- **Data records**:

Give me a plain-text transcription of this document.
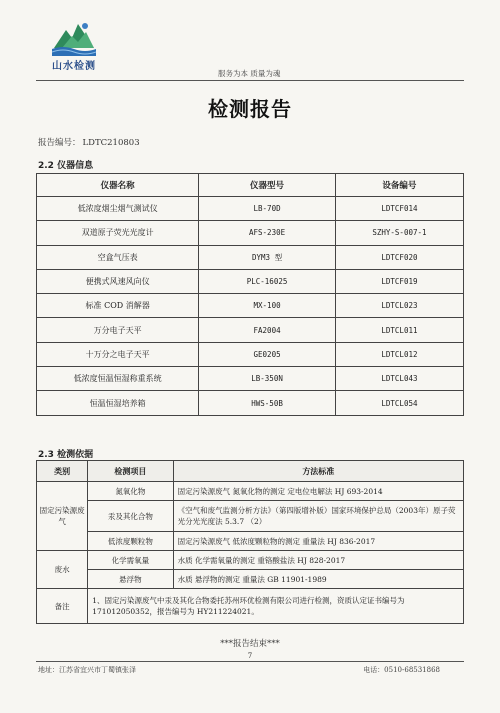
山水检测
服务为本 质量为魂
检测报告
报告编号： LDTC210803
2.2 仪器信息
仪器名称	仪器型号	设备编号
低浓度烟尘烟气测试仪	LB-70D	LDTCF014
双道原子荧光光度计	AFS-230E	SZHY-S-007-1
空盒气压表	DYM3 型	LDTCF020
便携式风速风向仪	PLC-16025	LDTCF019
标准 COD 消解器	MX-100	LDTCL023
万分电子天平	FA2004	LDTCL011
十万分之电子天平	GE0205	LDTCL012
低浓度恒温恒湿称重系统	LB-350N	LDTCL043
恒温恒湿培养箱	HWS-50B	LDTCL054
2.3 检测依据
类别	检测项目	方法标准
固定污染源废气	氮氧化物	固定污染源废气 氮氧化物的测定 定电位电解法 HJ 693-2014
	汞及其化合物	《空气和废气监测分析方法》（第四版增补版）国家环境保护总局（2003年）原子荧光分光光度法 5.3.7 （2）
	低浓度颗粒物	固定污染源废气 低浓度颗粒物的测定 重量法 HJ 836-2017
废水	化学需氧量	水质 化学需氧量的测定 重铬酸盐法 HJ 828-2017
	悬浮物	水质 悬浮物的测定 重量法 GB 11901-1989
备注	1、固定污染源废气中汞及其化合物委托苏州环优检测有限公司进行检测，资质认定证书编号为 171012050352，报告编号为 HY211224021。	
***报告结束***
7
地址：江苏省宜兴市丁蜀镇张泽	电话：0510-68531868
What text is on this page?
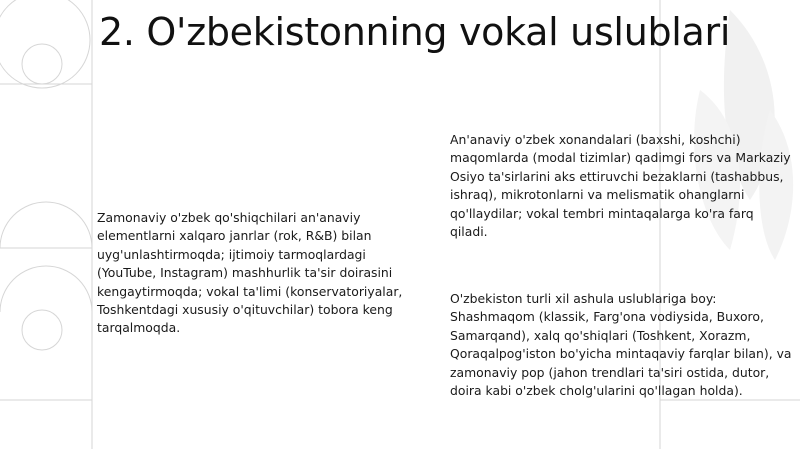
2. O'zbekistonning vokal uslublari

Zamonaviy o'zbek qo'shiqchilari an'anaviy elementlarni xalqaro janrlar (rok, R&B) bilan uyg'unlashtirmoqda; ijtimoiy tarmoqlardagi (YouTube, Instagram) mashhurlik ta'sir doirasini kengaytirmoqda; vokal ta'limi (konservatoriyalar, Toshkentdagi xususiy o'qituvchilar) tobora keng tarqalmoqda.

An'anaviy o'zbek xonandalari (baxshi, koshchi) maqomlarda (modal tizimlar) qadimgi fors va Markaziy Osiyo ta'sirlarini aks ettiruvchi bezaklarni (tashabbus, ishraq), mikrotonlarni va melismatik ohanglarni qo'llaydilar; vokal tembri mintaqalarga ko'ra farq qiladi.

O'zbekiston turli xil ashula uslublariga boy: Shashmaqom (klassik, Farg'ona vodiysida, Buxoro, Samarqand), xalq qo'shiqlari (Toshkent, Xorazm, Qoraqalpog'iston bo'yicha mintaqaviy farqlar bilan), va zamonaviy pop (jahon trendlari ta'siri ostida, dutor, doira kabi o'zbek cholg'ularini qo'llagan holda).
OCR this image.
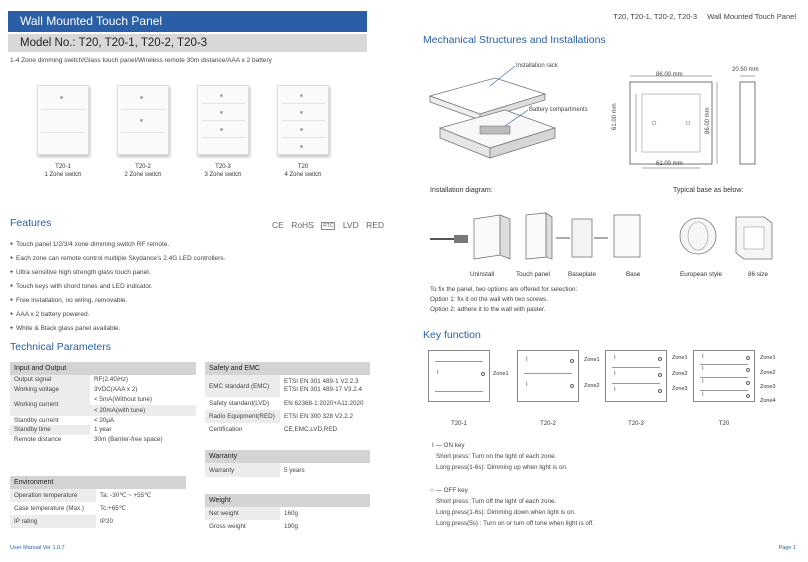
Wall Mounted Touch Panel
Model No.: T20, T20-1, T20-2, T20-3
T20, T20-1, T20-2, T20-3 Wall Mounted Touch Panel
1-4 Zone dimming switch/Glass touch panel/Wireless remote 30m distance/AAA x 2 battery
T20-1
1 Zone switch
T20-2
2 Zone switch
T20-3
3 Zone switch
T20
4 Zone switch
Features	CE RoHS RTC LVD RED
● Touch panel 1/2/3/4 zone dimming switch RF remote.
● Each zone can remote control multiple Skydance's 2.4G LED controllers.
● Ultra sensitive high strength glass touch panel.
● Touch keys with chord tones and LED indicator.
● Free installation, no wiring, removable.
● AAA x 2 battery powered.
● White & Black glass panel available.
Technical Parameters
Input and Output	
Output signal	RF(2.4GHz)
Working voltage	3VDC(AAA x 2)
Working current	< 5mA(Without tune)
	< 20mA(with tune)
Standby current	< 20μA
Standby time	1 year
Remote distance	30m (Barrier-free space)
Environment	
Operation temperature	Ta: -30℃ ~ +55℃
Case temperature (Max.)	Tc:+65℃
IP rating	IP20
Safety and EMC	
EMC standard (EMC)	ETSI EN 301 489-1 V2.2.3
ETSI EN 301 489-17 V3.2.4

Safety standard(LVD)	EN 62368-1:2020+A11:2020
Radio Equipment(RED)	ETSI EN 300 328 V2.2.2
Certification	CE,EMC,LVD,RED
Warranty
Warranty	5 years
Weight	
Net weight	160g
Gross weight	190g
Mechanical Structures and Installations
Installation rack
Battery compartments
86.00 mm
20.50 mm
61.00 mm
61.00 mm	86.00 mm
Installation diagram:	Typical base as below:
Uninstall	Touch panel	Baseplate	Base	European style	86 size
To fix the panel, two options are offered for selection:
Option 1: fix it on the wall with two screws.
Option 2: adhere it to the wall with paster.
Key function
I	Zone1
T20-1
I
I
Zone1
Zone2
T20-2
I
I
I
Zone1
Zone2
Zone3
T20-3
I
I
I
I
Zone1
Zone2
Zone3
Zone4
T20
I — ON key
Short press: Turn on the light of each zone.
Long press(1-6s): Dimming up when light is on.
○ — OFF key
Short press: Turn off the light of each zone.
Long press(1-6s): Dimming down when light is on.
Long press(5s) : Turn on or turn off tone when light is off.
User Manual Ver 1.0.7	Page 1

- **SET PROBLEM**:
Go through the material and select each line with the string "press" in it.

- **SOLUTION TO THE EXERCISE**:
Short press: Turn on the light of each zone.
Long press(1-6s): Dimming up when light is on.
Short press: Turn off the light of each zone.
Long press(1-6s): Dimming down when light is on.
Long press(5s) : Turn on or turn off tone when light is off.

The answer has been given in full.